> [Supplied information]
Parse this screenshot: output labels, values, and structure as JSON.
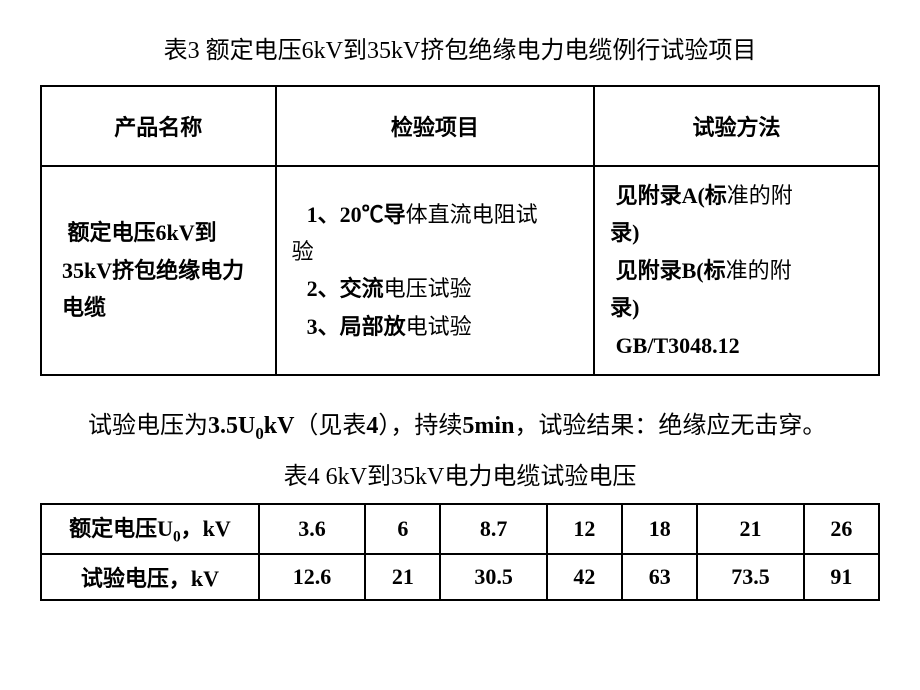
{
  "title": "表3  额定电压6kV到35kV挤包绝缘电力电缆例行试验项目",
  "table3": {
    "headers": {
      "col1": "产品名称",
      "col2": "检验项目",
      "col3": "试验方法"
    },
    "row": {
      "product_line1": "额定电压6kV到",
      "product_line2": "35kV挤包绝缘电力电缆",
      "item1_prefix": "1、20℃导",
      "item1_suffix": "体直流电阻试",
      "item1_end": "验",
      "item2_prefix": "2、交流",
      "item2_suffix": "电压试验",
      "item3_prefix": "3、局部放",
      "item3_suffix": "电试验",
      "method1_prefix": "见附录A(标",
      "method1_suffix": "准的附",
      "method1_end": "录)",
      "method2_prefix": "见附录B(标",
      "method2_suffix": "准的附",
      "method2_end": "录)",
      "method3": "GB/T3048.12"
    }
  },
  "description_part1": "试验电压为",
  "description_bold1": "3.5U",
  "description_sub": "0",
  "description_bold2": "kV",
  "description_part2": "（见表",
  "description_bold3": "4",
  "description_part3": "），持续",
  "description_bold4": "5min",
  "description_part4": "，试验结果：绝缘应无击穿。",
  "table4_title": "表4    6kV到35kV电力电缆试验电压",
  "table4": {
    "row_labels": {
      "row1_prefix": "额定电压U",
      "row1_sub": "0",
      "row1_suffix": "，kV",
      "row2": "试验电压，kV"
    },
    "columns": [
      "3.6",
      "6",
      "8.7",
      "12",
      "18",
      "21",
      "26"
    ],
    "values": [
      "12.6",
      "21",
      "30.5",
      "42",
      "63",
      "73.5",
      "91"
    ]
  }
}
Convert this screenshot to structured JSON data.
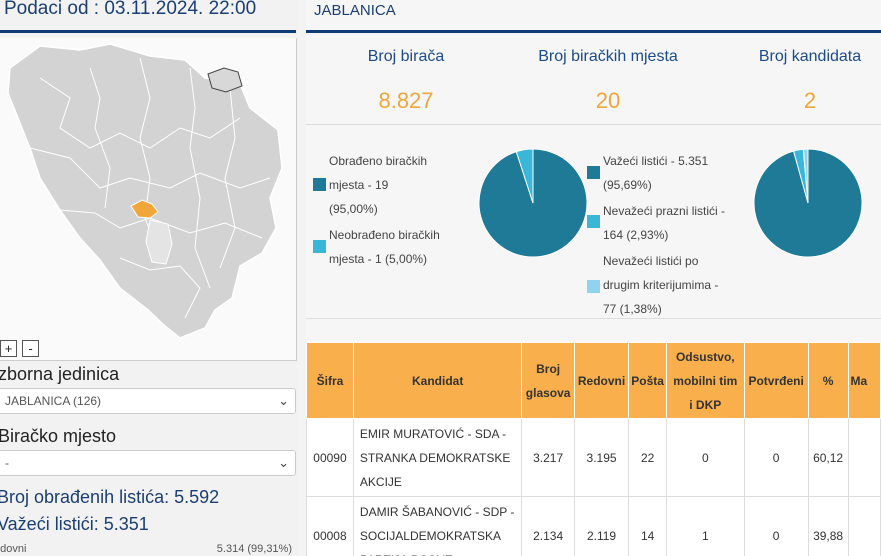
{
  "header": {
    "date_title": "Podaci od : 03.11.2024. 22:00",
    "municipality": "JABLANICA"
  },
  "zoom": {
    "plus": "+",
    "minus": "-"
  },
  "filters": {
    "electoral_unit_label": "zborna jedinica",
    "electoral_unit_value": "JABLANICA (126)",
    "polling_station_label": "Biračko mjesto",
    "polling_station_value": "-"
  },
  "summary": {
    "processed_ballots": "Broj obrađenih listića: 5.592",
    "valid_ballots": "Važeći listići: 5.351",
    "regular_label": "edovni",
    "regular_value": "5.314 (99,31%)"
  },
  "stats": [
    {
      "label": "Broj birača",
      "value": "8.827"
    },
    {
      "label": "Broj biračkih mjesta",
      "value": "20"
    },
    {
      "label": "Broj kandidata",
      "value": "2"
    }
  ],
  "legend_left": {
    "processed_l1": "Obrađeno biračkih",
    "processed_l2": "mjesta - 19",
    "processed_l3": "(95,00%)",
    "unprocessed_l1": "Neobrađeno biračkih",
    "unprocessed_l2": "mjesta - 1 (5,00%)"
  },
  "legend_right": {
    "valid_l1": "Važeći listići - 5.351",
    "valid_l2": "(95,69%)",
    "blank_l1": "Nevažeći prazni listići -",
    "blank_l2": "164 (2,93%)",
    "other_l1": "Nevažeći listići po",
    "other_l2": "drugim kriterijumima -",
    "other_l3": "77 (1,38%)"
  },
  "pie_stations": {
    "slices": [
      {
        "name": "processed",
        "value": 95.0,
        "color": "#1e7a96"
      },
      {
        "name": "unprocessed",
        "value": 5.0,
        "color": "#3ab7d8"
      }
    ]
  },
  "pie_ballots": {
    "slices": [
      {
        "name": "valid",
        "value": 95.69,
        "color": "#1e7a96"
      },
      {
        "name": "blank",
        "value": 2.93,
        "color": "#3ab7d8"
      },
      {
        "name": "other",
        "value": 1.38,
        "color": "#8fd3ee"
      }
    ]
  },
  "table": {
    "headers": {
      "code": "Šifra",
      "candidate": "Kandidat",
      "votes_l1": "Broj",
      "votes_l2": "glasova",
      "regular": "Redovni",
      "mail": "Pošta",
      "absent_l1": "Odsustvo,",
      "absent_l2": "mobilni tim",
      "absent_l3": "i DKP",
      "confirmed": "Potvrđeni",
      "percent": "%",
      "cut": "Ma"
    },
    "rows": [
      {
        "code": "00090",
        "name_l1": "EMIR MURATOVIĆ - SDA -",
        "name_l2": "STRANKA DEMOKRATSKE",
        "name_l3": "AKCIJE",
        "votes": "3.217",
        "regular": "3.195",
        "mail": "22",
        "absent": "0",
        "confirmed": "0",
        "percent": "60,12"
      },
      {
        "code": "00008",
        "name_l1": "DAMIR ŠABANOVIĆ - SDP -",
        "name_l2": "SOCIJALDEMOKRATSKA",
        "name_l3": "PARTIJA BOSNE",
        "votes": "2.134",
        "regular": "2.119",
        "mail": "14",
        "absent": "1",
        "confirmed": "0",
        "percent": "39,88"
      }
    ]
  },
  "colors": {
    "navy": "#0f3c78",
    "orange": "#f0a63a",
    "teal": "#1e7a96",
    "light_blue": "#3ab7d8",
    "pale_blue": "#8fd3ee",
    "table_header": "#f9b04c"
  }
}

> [Required task] Pull every line containing "this" out of the data above.

> [Exercise output]
Parse this screenshot: output labels, values, and structure as JSON.
Convert this screenshot to structured JSON data.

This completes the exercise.